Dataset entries
※ ※ ※
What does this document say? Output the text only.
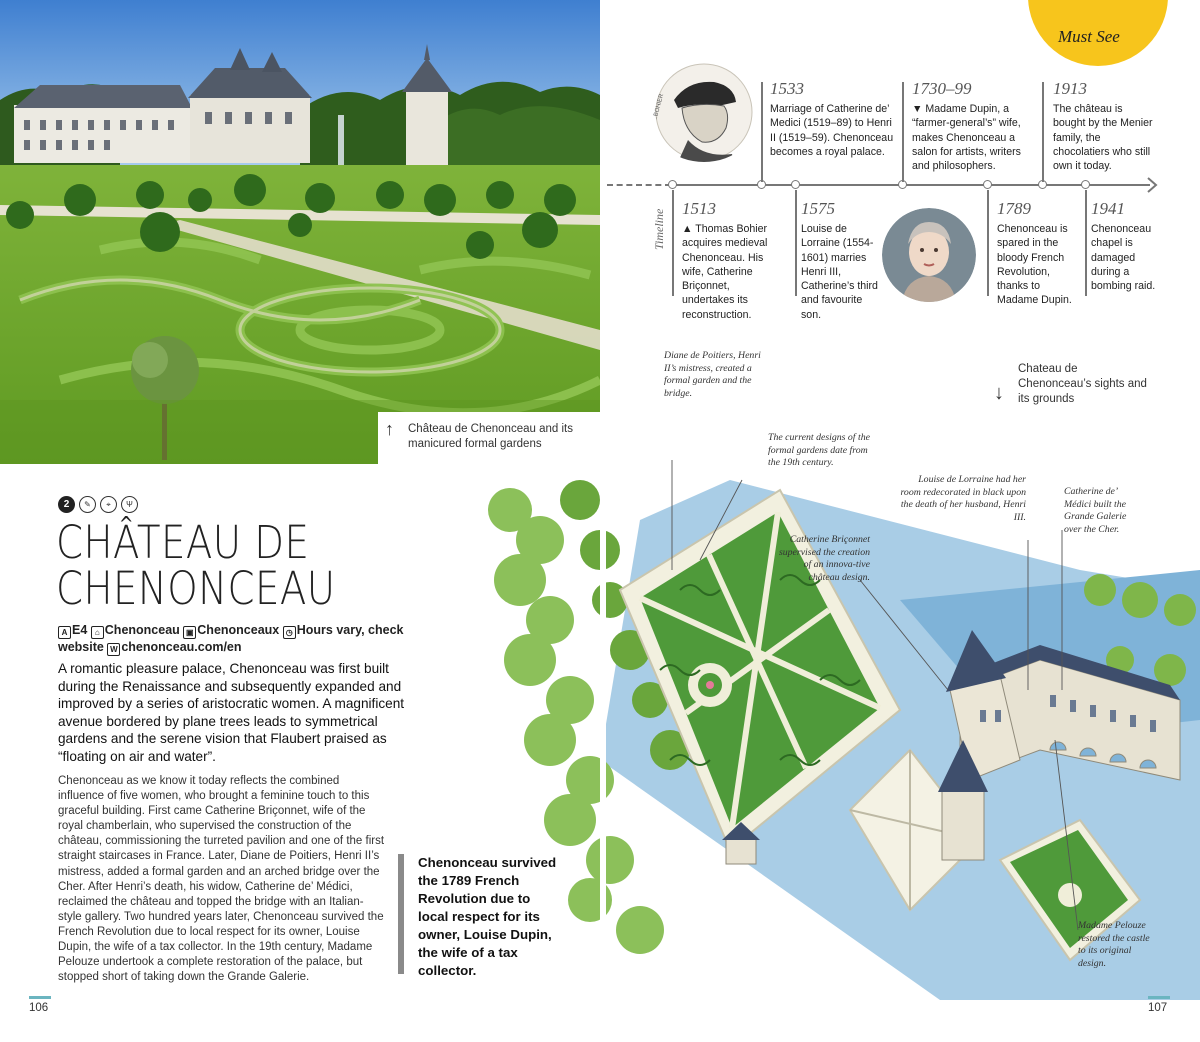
↑ Château de Chenonceau and its manicured formal gardens
2	✎	⌖	Ψ
CHÂTEAU DE
CHENONCEAU
A E4 ⌂ Chenonceau ▣ Chenonceaux ◷ Hours vary, check website W chenonceau.com/en
A romantic pleasure palace, Chenonceau was first built during the Renaissance and subsequently expanded and improved by a series of aristocratic women. A magnificent avenue bordered by plane trees leads to symmetrical gardens and the serene vision that Flaubert praised as “floating on air and water”.
Chenonceau as we know it today reflects the combined influence of five women, who brought a feminine touch to this graceful building. First came Catherine Briçonnet, wife of the royal chamberlain, who supervised the construction of the château, commissioning the turreted pavilion and one of the first straight staircases in France. Later, Diane de Poitiers, Henri II’s mistress, added a formal garden and an arched bridge over the Cher. After Henri’s death, his widow, Catherine de’ Médici, reclaimed the château and topped the bridge with an Italian-style gallery. Two hundred years later, Chenonceau survived the French Revolution due to local respect for its owner, Louise Dupin, the wife of a tax collector. In the 19th century, Madame Pelouze undertook a complete restoration of the palace, but stopped short of taking down the Grande Galerie.
Chenonceau survived the 1789 French Revolution due to local respect for its owner, Louise Dupin, the wife of a tax collector.
106
Must See
Timeline
1533
Marriage of Catherine de’ Medici (1519–89) to Henri II (1519–59). Chenonceau becomes a royal palace.
1730–99
▼ Madame Dupin, a “farmer-general’s” wife, makes Chenonceau a salon for artists, writers and philosophers.
1913
The château is bought by the Menier family, the chocolatiers who still own it today.
1513
▲ Thomas Bohier acquires medieval Chenonceau. His wife, Catherine Briçonnet, undertakes its reconstruction.
1575
Louise de Lorraine (1554-1601) marries Henri III, Catherine’s third and favourite son.
1789
Chenonceau is spared in the bloody French Revolution, thanks to Madame Dupin.
1941
Chenonceau chapel is damaged during a bombing raid.
..BOHIER
↓
Chateau de Chenonceau’s sights and its grounds
Diane de Poitiers, Henri II’s mistress, created a formal garden and the bridge.
The current designs of the formal gardens date from the 19th century.
Louise de Lorraine had her room redecorated in black upon the death of her husband, Henri III.
Catherine de’ Médici built the Grande Galerie over the Cher.
Catherine Briçonnet supervised the creation of an innova-tive château design.
Madame Pelouze restored the castle to its original design.
107
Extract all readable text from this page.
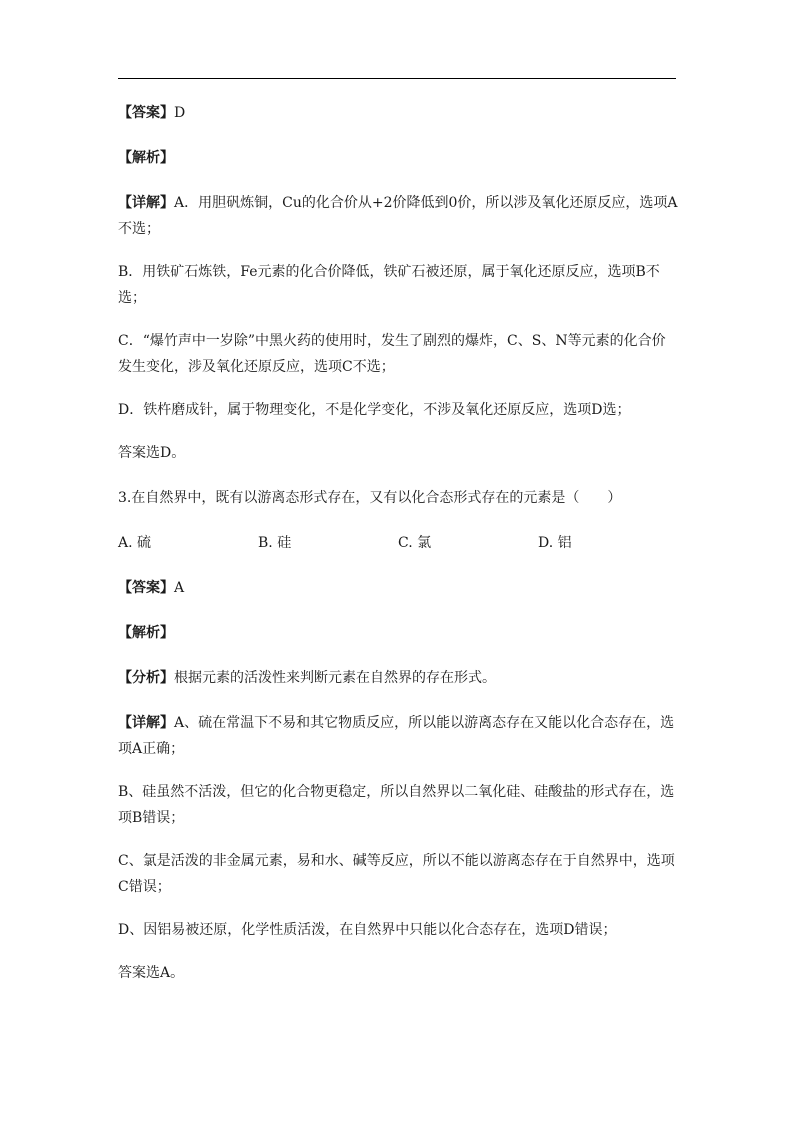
【答案】D

【解析】

【详解】A．用胆矾炼铜，Cu的化合价从+2价降低到0价，所以涉及氧化还原反应，选项A不选；

B．用铁矿石炼铁，Fe元素的化合价降低，铁矿石被还原，属于氧化还原反应，选项B不选；

C．“爆竹声中一岁除”中黑火药的使用时，发生了剧烈的爆炸，C、S、N等元素的化合价发生变化，涉及氧化还原反应，选项C不选；

D．铁杵磨成针，属于物理变化，不是化学变化，不涉及氧化还原反应，选项D选；

答案选D。

3.在自然界中，既有以游离态形式存在，又有以化合态形式存在的元素是（　　）

A. 硫	B. 硅	C. 氯	D. 铝

【答案】A

【解析】

【分析】根据元素的活泼性来判断元素在自然界的存在形式。

【详解】A、硫在常温下不易和其它物质反应，所以能以游离态存在又能以化合态存在，选项A正确；

B、硅虽然不活泼，但它的化合物更稳定，所以自然界以二氧化硅、硅酸盐的形式存在，选项B错误；

C、氯是活泼的非金属元素，易和水、碱等反应，所以不能以游离态存在于自然界中，选项C错误；

D、因铝易被还原，化学性质活泼，在自然界中只能以化合态存在，选项D错误；

答案选A。
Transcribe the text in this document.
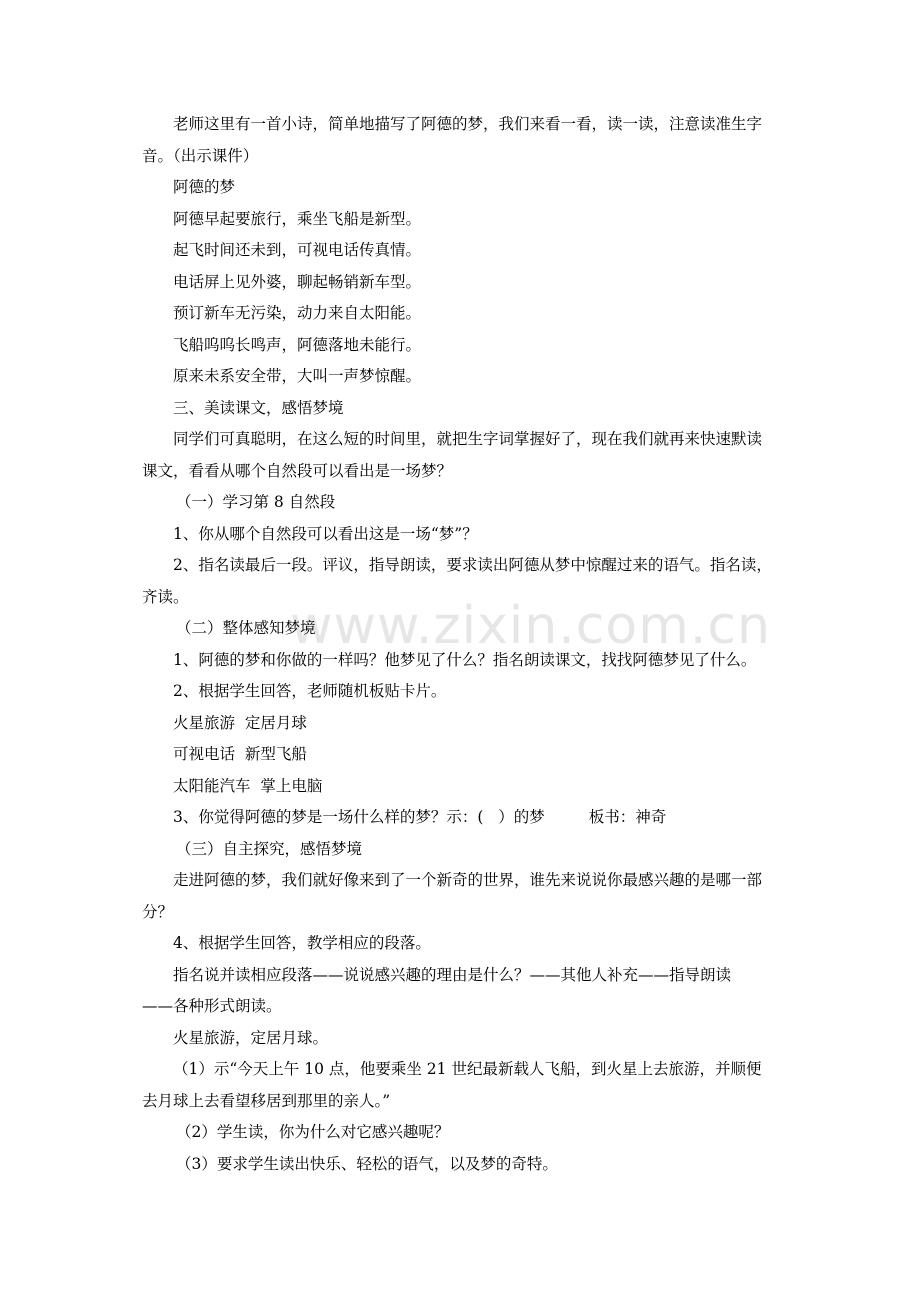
www.zixin.com.cn

老师这里有一首小诗，简单地描写了阿德的梦，我们来看一看，读一读，注意读准生字

音。（出示课件）

阿德的梦

阿德早起要旅行，乘坐飞船是新型。

起飞时间还未到，可视电话传真情。

电话屏上见外婆，聊起畅销新车型。

预订新车无污染，动力来自太阳能。

飞船呜呜长鸣声，阿德落地未能行。

原来未系安全带，大叫一声梦惊醒。

三、美读课文，感悟梦境

同学们可真聪明，在这么短的时间里，就把生字词掌握好了，现在我们就再来快速默读

课文，看看从哪个自然段可以看出是一场梦？

（一）学习第 8 自然段

1、你从哪个自然段可以看出这是一场“梦”？

2、指名读最后一段。评议，指导朗读，要求读出阿德从梦中惊醒过来的语气。指名读，

齐读。

（二）整体感知梦境

1、阿德的梦和你做的一样吗？他梦见了什么？指名朗读课文，找找阿德梦见了什么。

2、根据学生回答，老师随机板贴卡片。

火星旅游  定居月球

可视电话  新型飞船

太阳能汽车  掌上电脑

3、你觉得阿德的梦是一场什么样的梦？示：(   ）的梦	板书：神奇

（三）自主探究，感悟梦境

走进阿德的梦，我们就好像来到了一个新奇的世界，谁先来说说你最感兴趣的是哪一部

分？

4、根据学生回答，教学相应的段落。

指名说并读相应段落——说说感兴趣的理由是什么？——其他人补充——指导朗读

——各种形式朗读。

火星旅游，定居月球。

（1）示“今天上午 10 点，他要乘坐 21 世纪最新载人飞船，到火星上去旅游，并顺便

去月球上去看望移居到那里的亲人。”

（2）学生读，你为什么对它感兴趣呢？

（3）要求学生读出快乐、轻松的语气，以及梦的奇特。
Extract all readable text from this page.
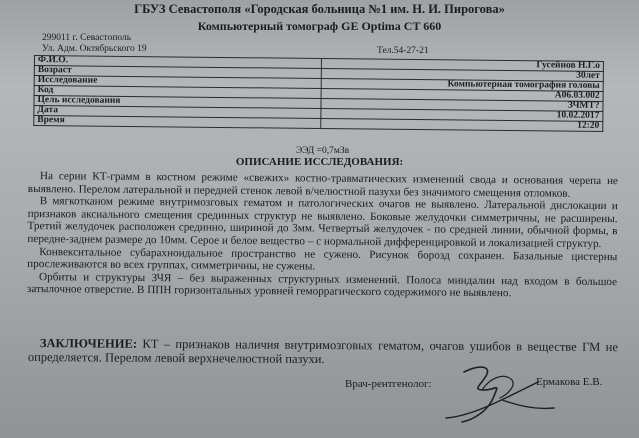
ГБУЗ Севастополя «Городская больница №1 им. Н. И. Пирогова»
Компьютерный томограф GE Optima CT 660
299011 г. Севастополь
Ул. Адм. Октябрьского 19	Тел.54-27-21
Ф.И.О.	Гусейнов Н.Г.о
Возраст	30лет
Исследование	Компьютерная томография головы
Код	A06.03.002
Цель исследования	ЗЧМТ?
Дата	10.02.2017
Время	12:20
ЭЭД =0,7мЗв
ОПИСАНИЕ ИССЛЕДОВАНИЯ:

На серии КТ-грамм в костном режиме «свежих» костно-травматических изменений свода и основания черепа не выявлено. Перелом латеральной и передней стенок левой в/челюстной пазухи без значимого смещения отломков.

В мягкотканом режиме внутримозговых гематом и патологических очагов не выявлено. Латеральной дислокации и признаков аксиального смещения срединных структур не выявлено. Боковые желудочки симметричны, не расширены. Третий желудочек расположен срединно, шириной до 3мм. Четвертый желудочек - по средней линии, обычной формы, в передне-заднем размере до 10мм. Серое и белое вещество – с нормальной дифференцировкой и локализацией структур.

Конвекситальное субарахноидальное пространство не сужено. Рисунок борозд сохранен. Базальные цистерны прослеживаются во всех группах, симметричны, не сужены.

Орбиты и структуры ЗЧЯ – без выраженных структурных изменений. Полоса миндалин над входом в большое затылочное отверстие. В ППН горизонтальных уровней геморрагического содержимого не выявлено.

ЗАКЛЮЧЕНИЕ: КТ – признаков наличия внутримозговых гематом, очагов ушибов в веществе ГМ не определяется. Перелом левой верхнечелюстной пазухи.
Врач-рентгенолог:	Ермакова Е.В.
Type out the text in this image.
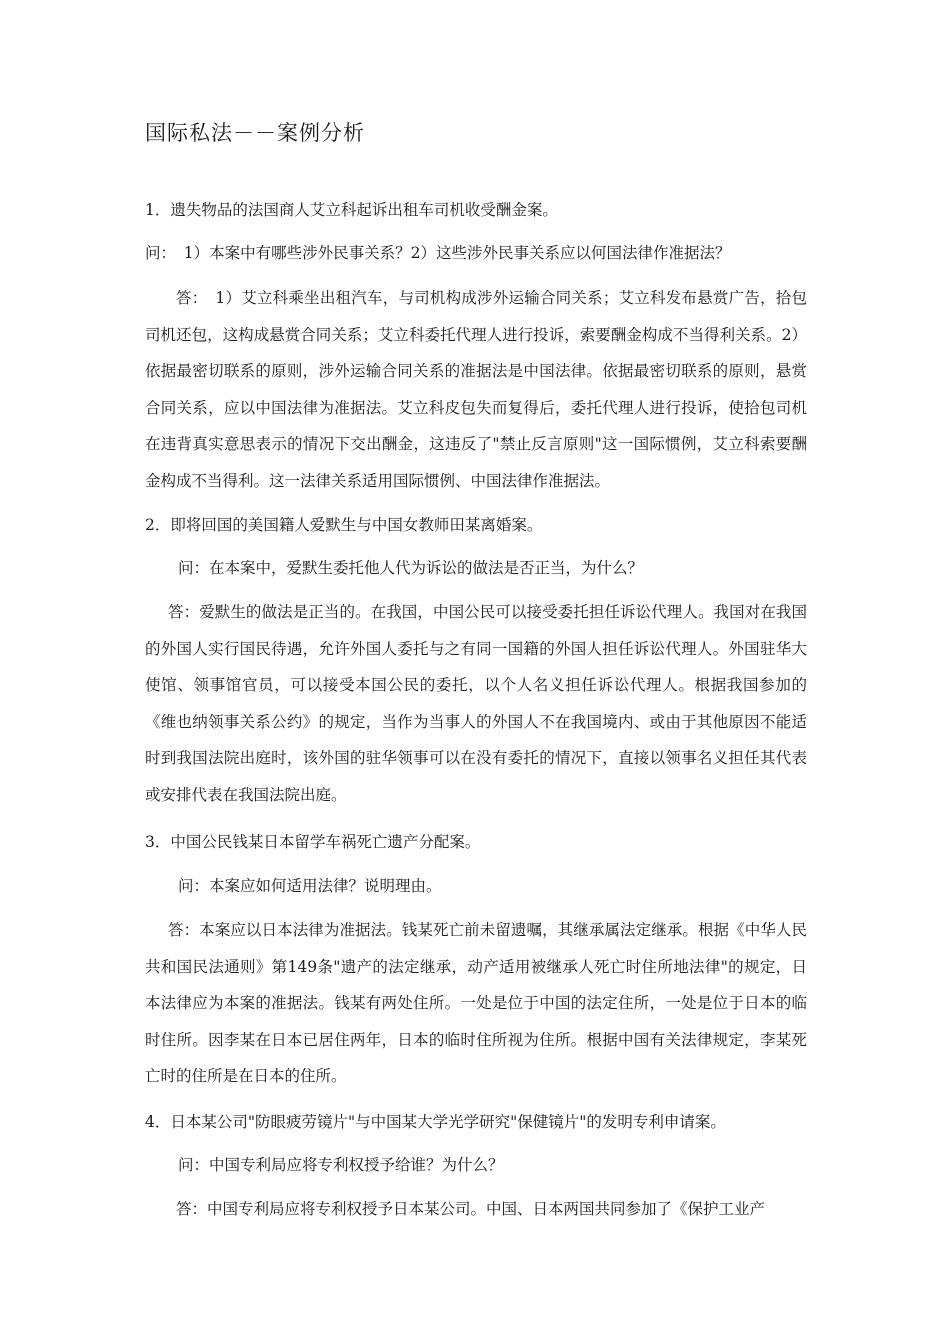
国际私法－－案例分析
1．遗失物品的法国商人艾立科起诉出租车司机收受酬金案。
问：　1）本案中有哪些涉外民事关系？2）这些涉外民事关系应以何国法律作准据法？
答：　1）艾立科乘坐出租汽车，与司机构成涉外运输合同关系；艾立科发布悬赏广告，拾包司机还包，这构成悬赏合同关系；艾立科委托代理人进行投诉，索要酬金构成不当得利关系。2）依据最密切联系的原则，涉外运输合同关系的准据法是中国法律。依据最密切联系的原则，悬赏合同关系，应以中国法律为准据法。艾立科皮包失而复得后，委托代理人进行投诉，使拾包司机在违背真实意思表示的情况下交出酬金，这违反了"禁止反言原则"这一国际惯例，艾立科索要酬金构成不当得利。这一法律关系适用国际惯例、中国法律作准据法。
2．即将回国的美国籍人爱默生与中国女教师田某离婚案。
问：在本案中，爱默生委托他人代为诉讼的做法是否正当，为什么？
答：爱默生的做法是正当的。在我国，中国公民可以接受委托担任诉讼代理人。我国对在我国的外国人实行国民待遇，允许外国人委托与之有同一国籍的外国人担任诉讼代理人。外国驻华大使馆、领事馆官员，可以接受本国公民的委托，以个人名义担任诉讼代理人。根据我国参加的《维也纳领事关系公约》的规定，当作为当事人的外国人不在我国境内、或由于其他原因不能适时到我国法院出庭时，该外国的驻华领事可以在没有委托的情况下，直接以领事名义担任其代表或安排代表在我国法院出庭。
3．中国公民钱某日本留学车祸死亡遗产分配案。
问：本案应如何适用法律？说明理由。
答：本案应以日本法律为准据法。钱某死亡前未留遗嘱，其继承属法定继承。根据《中华人民共和国民法通则》第149条"遗产的法定继承，动产适用被继承人死亡时住所地法律"的规定，日本法律应为本案的准据法。钱某有两处住所。一处是位于中国的法定住所，一处是位于日本的临时住所。因李某在日本已居住两年，日本的临时住所视为住所。根据中国有关法律规定，李某死亡时的住所是在日本的住所。
4．日本某公司"防眼疲劳镜片"与中国某大学光学研究"保健镜片"的发明专利申请案。
问：中国专利局应将专利权授予给谁？为什么？
答：中国专利局应将专利权授予日本某公司。中国、日本两国共同参加了《保护工业产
※ ※ ※
What is asked: Copy out each line in the preceding records that contains "Pelouze".

Solution:
Chenonceau as we know it today reflects the combined influence of five women, who brought a feminine touch to this graceful building. First came Catherine Briçonnet, wife of the royal chamberlain, who supervised the construction of the château, commissioning the turreted pavilion and one of the first straight staircases in France. Later, Diane de Poitiers, Henri II’s mistress, added a formal garden and an arched bridge over the Cher. After Henri’s death, his widow, Catherine de’ Médici, reclaimed the château and topped the bridge with an Italian-style gallery. Two hundred years later, Chenonceau survived the French Revolution due to local respect for its owner, Louise Dupin, the wife of a tax collector. In the 19th century, Madame Pelouze undertook a complete restoration of the palace, but stopped short of taking down the Grande Galerie.
Madame Pelouze restored the castle to its original design.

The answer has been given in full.